* begin *
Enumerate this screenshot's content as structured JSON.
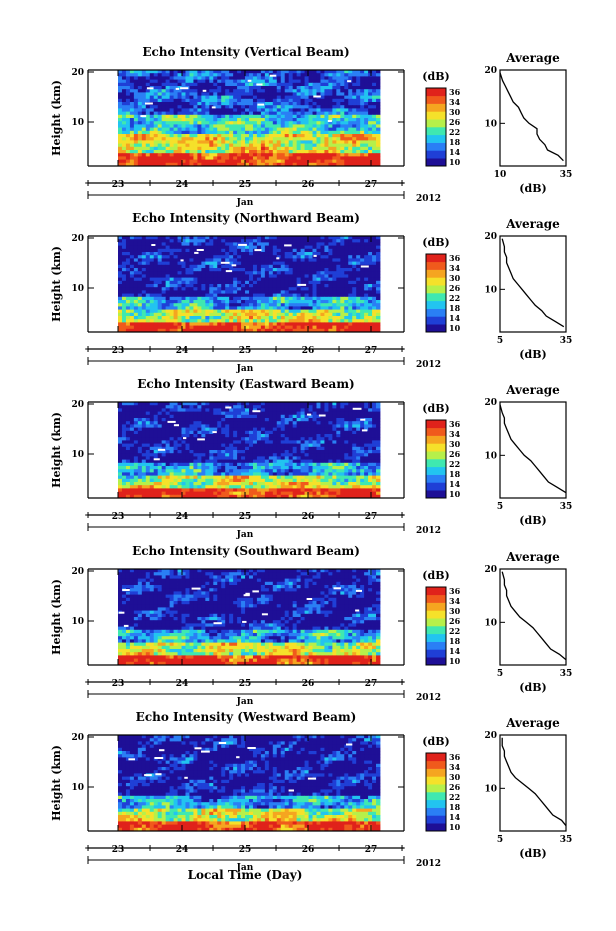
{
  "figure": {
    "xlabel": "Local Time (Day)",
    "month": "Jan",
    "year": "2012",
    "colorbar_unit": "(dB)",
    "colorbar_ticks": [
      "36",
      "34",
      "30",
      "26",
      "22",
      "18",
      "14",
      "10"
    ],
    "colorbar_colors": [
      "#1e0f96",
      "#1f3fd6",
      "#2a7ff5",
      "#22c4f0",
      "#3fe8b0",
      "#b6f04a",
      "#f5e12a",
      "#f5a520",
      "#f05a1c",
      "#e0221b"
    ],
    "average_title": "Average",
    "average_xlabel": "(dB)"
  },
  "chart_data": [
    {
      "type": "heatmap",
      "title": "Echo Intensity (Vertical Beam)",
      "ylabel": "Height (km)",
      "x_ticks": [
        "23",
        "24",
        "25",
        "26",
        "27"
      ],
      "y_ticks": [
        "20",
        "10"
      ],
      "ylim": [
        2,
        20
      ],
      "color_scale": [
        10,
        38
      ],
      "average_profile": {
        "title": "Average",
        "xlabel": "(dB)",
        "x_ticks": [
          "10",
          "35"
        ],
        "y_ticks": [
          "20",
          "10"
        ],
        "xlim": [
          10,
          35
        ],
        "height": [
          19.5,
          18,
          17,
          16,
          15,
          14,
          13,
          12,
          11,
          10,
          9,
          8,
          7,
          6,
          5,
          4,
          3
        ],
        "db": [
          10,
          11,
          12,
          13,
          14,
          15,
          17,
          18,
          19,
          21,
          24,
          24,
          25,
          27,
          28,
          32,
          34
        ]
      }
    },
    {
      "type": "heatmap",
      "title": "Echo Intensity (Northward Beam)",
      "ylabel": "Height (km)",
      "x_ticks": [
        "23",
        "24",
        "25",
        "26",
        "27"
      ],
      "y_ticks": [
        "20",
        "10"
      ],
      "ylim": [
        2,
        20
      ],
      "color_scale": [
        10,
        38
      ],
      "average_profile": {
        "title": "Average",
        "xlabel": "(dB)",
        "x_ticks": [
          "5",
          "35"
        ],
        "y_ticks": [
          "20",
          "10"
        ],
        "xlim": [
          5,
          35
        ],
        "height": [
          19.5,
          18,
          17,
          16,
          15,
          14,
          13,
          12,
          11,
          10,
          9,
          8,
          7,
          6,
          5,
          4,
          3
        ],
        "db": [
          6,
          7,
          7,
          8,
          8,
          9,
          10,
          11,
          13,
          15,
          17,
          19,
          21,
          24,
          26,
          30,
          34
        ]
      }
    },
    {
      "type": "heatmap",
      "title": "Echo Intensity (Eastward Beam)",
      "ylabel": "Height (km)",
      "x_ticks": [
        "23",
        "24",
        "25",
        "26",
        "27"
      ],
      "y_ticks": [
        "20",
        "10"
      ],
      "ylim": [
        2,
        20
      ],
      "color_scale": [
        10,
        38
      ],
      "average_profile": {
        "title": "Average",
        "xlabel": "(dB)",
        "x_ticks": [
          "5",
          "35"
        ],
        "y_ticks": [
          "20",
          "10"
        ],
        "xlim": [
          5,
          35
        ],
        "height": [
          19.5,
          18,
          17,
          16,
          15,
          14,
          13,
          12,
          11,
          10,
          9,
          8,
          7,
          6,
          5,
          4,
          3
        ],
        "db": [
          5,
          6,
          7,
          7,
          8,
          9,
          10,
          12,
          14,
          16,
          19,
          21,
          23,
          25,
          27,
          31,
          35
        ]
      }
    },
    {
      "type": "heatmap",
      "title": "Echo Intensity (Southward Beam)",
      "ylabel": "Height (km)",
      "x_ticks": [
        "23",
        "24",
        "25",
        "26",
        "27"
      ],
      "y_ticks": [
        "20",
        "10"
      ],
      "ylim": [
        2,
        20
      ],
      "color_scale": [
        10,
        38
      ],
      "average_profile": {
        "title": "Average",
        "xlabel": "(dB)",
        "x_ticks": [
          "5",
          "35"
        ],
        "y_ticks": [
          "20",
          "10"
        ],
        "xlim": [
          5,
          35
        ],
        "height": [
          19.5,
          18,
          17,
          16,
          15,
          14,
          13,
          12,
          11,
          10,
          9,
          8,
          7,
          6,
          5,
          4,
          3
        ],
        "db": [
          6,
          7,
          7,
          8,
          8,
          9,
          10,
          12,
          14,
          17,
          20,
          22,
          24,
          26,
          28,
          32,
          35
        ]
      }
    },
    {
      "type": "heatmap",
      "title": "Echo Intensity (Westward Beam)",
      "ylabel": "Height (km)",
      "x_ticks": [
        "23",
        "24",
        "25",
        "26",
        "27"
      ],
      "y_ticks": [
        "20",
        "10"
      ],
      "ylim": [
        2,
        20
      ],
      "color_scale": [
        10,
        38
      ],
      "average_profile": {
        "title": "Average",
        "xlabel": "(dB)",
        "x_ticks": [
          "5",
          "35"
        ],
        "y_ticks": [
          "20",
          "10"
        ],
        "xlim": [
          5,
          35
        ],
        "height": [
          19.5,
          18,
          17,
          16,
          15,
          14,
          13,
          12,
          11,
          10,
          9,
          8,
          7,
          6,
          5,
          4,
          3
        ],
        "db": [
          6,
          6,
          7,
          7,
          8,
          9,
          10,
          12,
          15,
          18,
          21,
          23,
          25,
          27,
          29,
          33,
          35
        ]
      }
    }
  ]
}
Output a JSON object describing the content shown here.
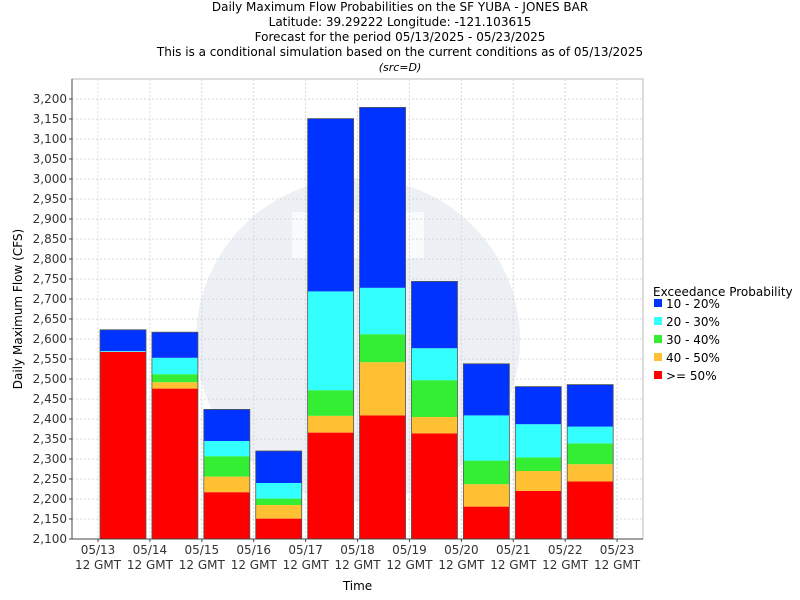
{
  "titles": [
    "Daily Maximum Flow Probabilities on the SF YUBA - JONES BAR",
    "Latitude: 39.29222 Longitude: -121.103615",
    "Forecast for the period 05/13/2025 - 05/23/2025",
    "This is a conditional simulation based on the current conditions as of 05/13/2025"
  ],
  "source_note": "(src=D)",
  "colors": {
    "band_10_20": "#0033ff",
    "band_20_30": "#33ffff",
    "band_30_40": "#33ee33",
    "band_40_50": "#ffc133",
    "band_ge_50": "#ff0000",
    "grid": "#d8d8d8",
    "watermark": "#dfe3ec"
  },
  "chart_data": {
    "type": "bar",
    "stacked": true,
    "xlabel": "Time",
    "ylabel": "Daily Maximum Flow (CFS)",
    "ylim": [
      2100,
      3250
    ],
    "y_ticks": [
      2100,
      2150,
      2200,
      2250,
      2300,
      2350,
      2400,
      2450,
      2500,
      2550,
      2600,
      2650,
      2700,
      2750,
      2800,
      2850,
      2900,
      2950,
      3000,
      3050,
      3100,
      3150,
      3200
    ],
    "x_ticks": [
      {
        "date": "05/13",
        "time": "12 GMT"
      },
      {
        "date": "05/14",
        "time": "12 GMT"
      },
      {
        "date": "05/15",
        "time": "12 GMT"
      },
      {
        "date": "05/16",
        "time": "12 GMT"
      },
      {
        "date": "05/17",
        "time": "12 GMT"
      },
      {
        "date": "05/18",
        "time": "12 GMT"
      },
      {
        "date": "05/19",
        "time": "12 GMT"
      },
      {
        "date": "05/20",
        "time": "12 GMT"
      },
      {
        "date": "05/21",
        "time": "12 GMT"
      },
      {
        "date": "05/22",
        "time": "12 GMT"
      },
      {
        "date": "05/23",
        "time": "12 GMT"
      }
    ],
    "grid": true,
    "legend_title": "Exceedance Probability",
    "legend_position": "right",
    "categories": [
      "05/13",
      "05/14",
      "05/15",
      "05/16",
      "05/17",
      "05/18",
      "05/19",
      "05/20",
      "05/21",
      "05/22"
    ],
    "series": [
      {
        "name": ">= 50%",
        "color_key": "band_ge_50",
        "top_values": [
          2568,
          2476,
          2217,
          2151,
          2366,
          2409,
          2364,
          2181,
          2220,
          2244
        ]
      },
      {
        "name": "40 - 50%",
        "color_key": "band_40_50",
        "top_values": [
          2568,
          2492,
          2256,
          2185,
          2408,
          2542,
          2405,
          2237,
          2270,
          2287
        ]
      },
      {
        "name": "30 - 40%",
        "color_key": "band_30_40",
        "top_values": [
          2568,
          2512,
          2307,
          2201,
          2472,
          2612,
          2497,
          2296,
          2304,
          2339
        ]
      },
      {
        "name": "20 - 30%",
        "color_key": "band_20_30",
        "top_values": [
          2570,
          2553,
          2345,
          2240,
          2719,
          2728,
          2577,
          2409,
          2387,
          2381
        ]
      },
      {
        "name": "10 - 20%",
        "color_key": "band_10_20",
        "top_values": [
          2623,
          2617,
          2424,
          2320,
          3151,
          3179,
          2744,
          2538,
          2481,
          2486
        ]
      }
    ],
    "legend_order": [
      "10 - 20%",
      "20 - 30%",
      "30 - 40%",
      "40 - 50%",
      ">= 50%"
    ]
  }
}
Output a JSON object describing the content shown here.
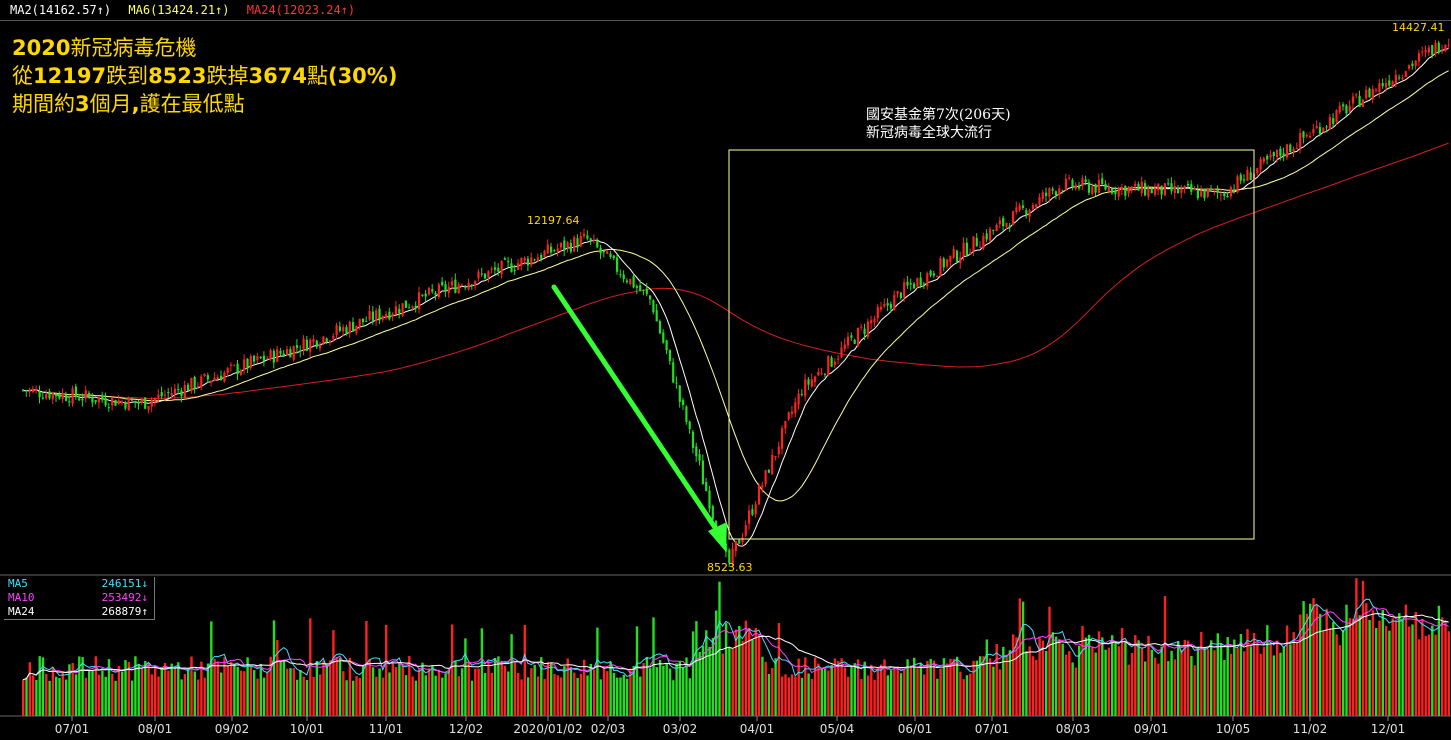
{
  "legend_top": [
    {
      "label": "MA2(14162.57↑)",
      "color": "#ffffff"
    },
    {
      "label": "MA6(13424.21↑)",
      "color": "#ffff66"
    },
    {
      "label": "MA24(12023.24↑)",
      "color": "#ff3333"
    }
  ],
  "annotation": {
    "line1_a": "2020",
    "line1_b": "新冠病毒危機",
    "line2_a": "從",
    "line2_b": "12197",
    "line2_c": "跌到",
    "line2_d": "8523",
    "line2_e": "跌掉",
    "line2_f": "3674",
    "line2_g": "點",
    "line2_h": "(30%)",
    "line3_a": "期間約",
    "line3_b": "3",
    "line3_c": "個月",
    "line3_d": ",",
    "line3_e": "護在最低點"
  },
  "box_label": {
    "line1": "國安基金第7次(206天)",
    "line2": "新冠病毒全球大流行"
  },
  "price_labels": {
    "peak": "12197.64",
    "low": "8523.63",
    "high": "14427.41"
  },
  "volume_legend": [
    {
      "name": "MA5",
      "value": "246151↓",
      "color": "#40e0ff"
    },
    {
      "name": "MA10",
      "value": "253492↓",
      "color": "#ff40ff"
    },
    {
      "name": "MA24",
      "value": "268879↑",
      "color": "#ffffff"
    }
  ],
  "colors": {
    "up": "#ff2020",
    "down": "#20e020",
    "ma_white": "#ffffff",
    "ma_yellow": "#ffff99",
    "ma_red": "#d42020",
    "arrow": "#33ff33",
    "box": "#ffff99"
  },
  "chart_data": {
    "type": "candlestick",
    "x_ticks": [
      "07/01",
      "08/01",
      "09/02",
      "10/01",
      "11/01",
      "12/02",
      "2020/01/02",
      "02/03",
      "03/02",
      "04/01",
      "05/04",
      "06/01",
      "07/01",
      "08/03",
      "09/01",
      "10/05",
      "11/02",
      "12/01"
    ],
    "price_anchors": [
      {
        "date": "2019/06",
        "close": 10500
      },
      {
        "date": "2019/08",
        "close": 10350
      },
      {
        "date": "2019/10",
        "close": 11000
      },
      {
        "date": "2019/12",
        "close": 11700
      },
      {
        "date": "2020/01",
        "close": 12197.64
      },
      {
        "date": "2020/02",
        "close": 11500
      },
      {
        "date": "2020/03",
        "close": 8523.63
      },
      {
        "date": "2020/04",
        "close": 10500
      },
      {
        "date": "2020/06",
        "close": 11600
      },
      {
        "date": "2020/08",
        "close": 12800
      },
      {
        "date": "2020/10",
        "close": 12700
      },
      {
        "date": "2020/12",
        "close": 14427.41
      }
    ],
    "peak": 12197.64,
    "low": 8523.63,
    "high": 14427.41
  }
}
* end *
● WHAT TO WORK ON: Every line that holds the word "Maximum" should be extracted.

● CORRECT ANSWER:
    "Daily Maximum Flow Probabilities on the SF YUBA - JONES BAR",
    "ylabel": "Daily Maximum Flow (CFS)",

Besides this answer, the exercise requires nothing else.